Collected data:
======

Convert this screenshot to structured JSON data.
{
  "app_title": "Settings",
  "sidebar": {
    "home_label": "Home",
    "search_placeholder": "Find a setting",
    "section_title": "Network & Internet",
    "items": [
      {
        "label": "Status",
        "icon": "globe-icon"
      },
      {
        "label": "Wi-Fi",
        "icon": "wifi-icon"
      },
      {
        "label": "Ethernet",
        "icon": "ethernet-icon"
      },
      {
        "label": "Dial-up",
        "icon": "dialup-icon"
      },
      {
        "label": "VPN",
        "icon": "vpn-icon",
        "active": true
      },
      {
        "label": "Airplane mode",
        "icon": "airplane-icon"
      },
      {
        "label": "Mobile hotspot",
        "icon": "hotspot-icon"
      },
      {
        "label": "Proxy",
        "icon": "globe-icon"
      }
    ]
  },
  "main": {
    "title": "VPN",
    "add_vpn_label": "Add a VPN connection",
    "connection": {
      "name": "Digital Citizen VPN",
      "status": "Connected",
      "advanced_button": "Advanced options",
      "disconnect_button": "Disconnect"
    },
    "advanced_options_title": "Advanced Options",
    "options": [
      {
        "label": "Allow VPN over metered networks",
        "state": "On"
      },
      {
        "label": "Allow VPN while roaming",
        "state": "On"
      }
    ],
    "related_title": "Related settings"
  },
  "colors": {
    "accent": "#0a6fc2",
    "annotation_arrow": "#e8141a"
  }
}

======

- **Goal**:
Retype the entries one by one, exactly.

- **Answer to the exercise**:
Convert this screenshot to structured JSON data.
{
  "app_title": "Settings",
  "sidebar": {
    "home_label": "Home",
    "search_placeholder": "Find a setting",
    "section_title": "Network & Internet",
    "items": [
      {
        "label": "Status",
        "icon": "globe-icon"
      },
      {
        "label": "Wi-Fi",
        "icon": "wifi-icon"
      },
      {
        "label": "Ethernet",
        "icon": "ethernet-icon"
      },
      {
        "label": "Dial-up",
        "icon": "dialup-icon"
      },
      {
        "label": "VPN",
        "icon": "vpn-icon",
        "active": true
      },
      {
        "label": "Airplane mode",
        "icon": "airplane-icon"
      },
      {
        "label": "Mobile hotspot",
        "icon": "hotspot-icon"
      },
      {
        "label": "Proxy",
        "icon": "globe-icon"
      }
    ]
  },
  "main": {
    "title": "VPN",
    "add_vpn_label": "Add a VPN connection",
    "connection": {
      "name": "Digital Citizen VPN",
      "status": "Connected",
      "advanced_button": "Advanced options",
      "disconnect_button": "Disconnect"
    },
    "advanced_options_title": "Advanced Options",
    "options": [
      {
        "label": "Allow VPN over metered networks",
        "state": "On"
      },
      {
        "label": "Allow VPN while roaming",
        "state": "On"
      }
    ],
    "related_title": "Related settings"
  },
  "colors": {
    "accent": "#0a6fc2",
    "annotation_arrow": "#e8141a"
  }
}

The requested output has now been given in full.